--- Task input ---

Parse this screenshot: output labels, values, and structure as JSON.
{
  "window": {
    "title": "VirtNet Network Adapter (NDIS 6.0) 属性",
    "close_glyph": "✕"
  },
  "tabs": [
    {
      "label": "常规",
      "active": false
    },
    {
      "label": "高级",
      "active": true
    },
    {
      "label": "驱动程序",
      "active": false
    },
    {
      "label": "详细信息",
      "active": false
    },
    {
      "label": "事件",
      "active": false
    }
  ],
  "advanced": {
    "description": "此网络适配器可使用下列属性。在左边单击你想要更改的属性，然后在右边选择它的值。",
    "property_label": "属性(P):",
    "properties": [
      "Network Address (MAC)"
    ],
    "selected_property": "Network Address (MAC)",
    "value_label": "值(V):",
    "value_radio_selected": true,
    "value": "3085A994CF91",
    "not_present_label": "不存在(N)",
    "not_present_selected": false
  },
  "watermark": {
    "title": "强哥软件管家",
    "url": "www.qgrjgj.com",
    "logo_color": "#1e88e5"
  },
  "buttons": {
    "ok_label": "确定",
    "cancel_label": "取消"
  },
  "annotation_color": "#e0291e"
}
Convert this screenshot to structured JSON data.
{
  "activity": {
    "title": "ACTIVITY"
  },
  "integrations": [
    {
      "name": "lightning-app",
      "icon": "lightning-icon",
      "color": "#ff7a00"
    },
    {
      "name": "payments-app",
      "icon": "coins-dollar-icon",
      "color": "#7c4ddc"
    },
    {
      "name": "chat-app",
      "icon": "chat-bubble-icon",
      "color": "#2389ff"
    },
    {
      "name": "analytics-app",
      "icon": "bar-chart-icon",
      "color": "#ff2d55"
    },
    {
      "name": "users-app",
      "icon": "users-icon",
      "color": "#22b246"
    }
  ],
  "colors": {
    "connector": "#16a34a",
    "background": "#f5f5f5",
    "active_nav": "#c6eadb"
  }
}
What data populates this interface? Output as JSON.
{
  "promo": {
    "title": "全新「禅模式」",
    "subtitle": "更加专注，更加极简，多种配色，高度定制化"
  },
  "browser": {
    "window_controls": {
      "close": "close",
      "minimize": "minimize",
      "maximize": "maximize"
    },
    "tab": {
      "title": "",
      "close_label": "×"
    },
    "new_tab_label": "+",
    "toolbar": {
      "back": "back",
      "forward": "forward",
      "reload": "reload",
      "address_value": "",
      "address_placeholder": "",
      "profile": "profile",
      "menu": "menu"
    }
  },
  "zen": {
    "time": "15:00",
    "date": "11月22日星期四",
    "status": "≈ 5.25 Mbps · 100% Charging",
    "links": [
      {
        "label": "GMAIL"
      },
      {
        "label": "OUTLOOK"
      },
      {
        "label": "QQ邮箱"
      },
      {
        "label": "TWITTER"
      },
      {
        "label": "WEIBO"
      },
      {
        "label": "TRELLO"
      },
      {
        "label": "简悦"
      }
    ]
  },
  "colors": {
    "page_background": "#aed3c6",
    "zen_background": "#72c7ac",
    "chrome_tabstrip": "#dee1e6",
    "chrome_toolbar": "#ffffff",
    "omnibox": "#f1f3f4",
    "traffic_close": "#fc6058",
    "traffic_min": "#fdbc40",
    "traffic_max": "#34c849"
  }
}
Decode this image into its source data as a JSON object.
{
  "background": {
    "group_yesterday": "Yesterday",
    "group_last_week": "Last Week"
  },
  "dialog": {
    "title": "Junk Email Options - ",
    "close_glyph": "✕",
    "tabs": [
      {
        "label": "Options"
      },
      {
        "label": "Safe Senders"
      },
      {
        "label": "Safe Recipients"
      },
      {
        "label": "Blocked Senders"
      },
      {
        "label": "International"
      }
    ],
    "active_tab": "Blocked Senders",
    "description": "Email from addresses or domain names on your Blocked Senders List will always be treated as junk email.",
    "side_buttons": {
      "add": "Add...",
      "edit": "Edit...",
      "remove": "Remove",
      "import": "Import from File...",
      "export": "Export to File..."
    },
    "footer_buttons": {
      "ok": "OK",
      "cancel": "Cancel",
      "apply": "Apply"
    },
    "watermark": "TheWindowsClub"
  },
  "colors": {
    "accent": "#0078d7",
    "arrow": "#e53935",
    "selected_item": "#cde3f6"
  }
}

---

> **Instruction**
Restate all of the entries exactly, please.

> **Result of the task**
Parse this screenshot: output labels, values, and structure as JSON.
{
  "window": {
    "title": "VirtNet Network Adapter (NDIS 6.0) 属性",
    "close_glyph": "✕"
  },
  "tabs": [
    {
      "label": "常规",
      "active": false
    },
    {
      "label": "高级",
      "active": true
    },
    {
      "label": "驱动程序",
      "active": false
    },
    {
      "label": "详细信息",
      "active": false
    },
    {
      "label": "事件",
      "active": false
    }
  ],
  "advanced": {
    "description": "此网络适配器可使用下列属性。在左边单击你想要更改的属性，然后在右边选择它的值。",
    "property_label": "属性(P):",
    "properties": [
      "Network Address (MAC)"
    ],
    "selected_property": "Network Address (MAC)",
    "value_label": "值(V):",
    "value_radio_selected": true,
    "value": "3085A994CF91",
    "not_present_label": "不存在(N)",
    "not_present_selected": false
  },
  "watermark": {
    "title": "强哥软件管家",
    "url": "www.qgrjgj.com",
    "logo_color": "#1e88e5"
  },
  "buttons": {
    "ok_label": "确定",
    "cancel_label": "取消"
  },
  "annotation_color": "#e0291e"
}
Convert this screenshot to structured JSON data.
{
  "activity": {
    "title": "ACTIVITY"
  },
  "integrations": [
    {
      "name": "lightning-app",
      "icon": "lightning-icon",
      "color": "#ff7a00"
    },
    {
      "name": "payments-app",
      "icon": "coins-dollar-icon",
      "color": "#7c4ddc"
    },
    {
      "name": "chat-app",
      "icon": "chat-bubble-icon",
      "color": "#2389ff"
    },
    {
      "name": "analytics-app",
      "icon": "bar-chart-icon",
      "color": "#ff2d55"
    },
    {
      "name": "users-app",
      "icon": "users-icon",
      "color": "#22b246"
    }
  ],
  "colors": {
    "connector": "#16a34a",
    "background": "#f5f5f5",
    "active_nav": "#c6eadb"
  }
}
What data populates this interface? Output as JSON.
{
  "promo": {
    "title": "全新「禅模式」",
    "subtitle": "更加专注，更加极简，多种配色，高度定制化"
  },
  "browser": {
    "window_controls": {
      "close": "close",
      "minimize": "minimize",
      "maximize": "maximize"
    },
    "tab": {
      "title": "",
      "close_label": "×"
    },
    "new_tab_label": "+",
    "toolbar": {
      "back": "back",
      "forward": "forward",
      "reload": "reload",
      "address_value": "",
      "address_placeholder": "",
      "profile": "profile",
      "menu": "menu"
    }
  },
  "zen": {
    "time": "15:00",
    "date": "11月22日星期四",
    "status": "≈ 5.25 Mbps · 100% Charging",
    "links": [
      {
        "label": "GMAIL"
      },
      {
        "label": "OUTLOOK"
      },
      {
        "label": "QQ邮箱"
      },
      {
        "label": "TWITTER"
      },
      {
        "label": "WEIBO"
      },
      {
        "label": "TRELLO"
      },
      {
        "label": "简悦"
      }
    ]
  },
  "colors": {
    "page_background": "#aed3c6",
    "zen_background": "#72c7ac",
    "chrome_tabstrip": "#dee1e6",
    "chrome_toolbar": "#ffffff",
    "omnibox": "#f1f3f4",
    "traffic_close": "#fc6058",
    "traffic_min": "#fdbc40",
    "traffic_max": "#34c849"
  }
}
Decode this image into its source data as a JSON object.
{
  "background": {
    "group_yesterday": "Yesterday",
    "group_last_week": "Last Week"
  },
  "dialog": {
    "title": "Junk Email Options - ",
    "close_glyph": "✕",
    "tabs": [
      {
        "label": "Options"
      },
      {
        "label": "Safe Senders"
      },
      {
        "label": "Safe Recipients"
      },
      {
        "label": "Blocked Senders"
      },
      {
        "label": "International"
      }
    ],
    "active_tab": "Blocked Senders",
    "description": "Email from addresses or domain names on your Blocked Senders List will always be treated as junk email.",
    "side_buttons": {
      "add": "Add...",
      "edit": "Edit...",
      "remove": "Remove",
      "import": "Import from File...",
      "export": "Export to File..."
    },
    "footer_buttons": {
      "ok": "OK",
      "cancel": "Cancel",
      "apply": "Apply"
    },
    "watermark": "TheWindowsClub"
  },
  "colors": {
    "accent": "#0078d7",
    "arrow": "#e53935",
    "selected_item": "#cde3f6"
  }
}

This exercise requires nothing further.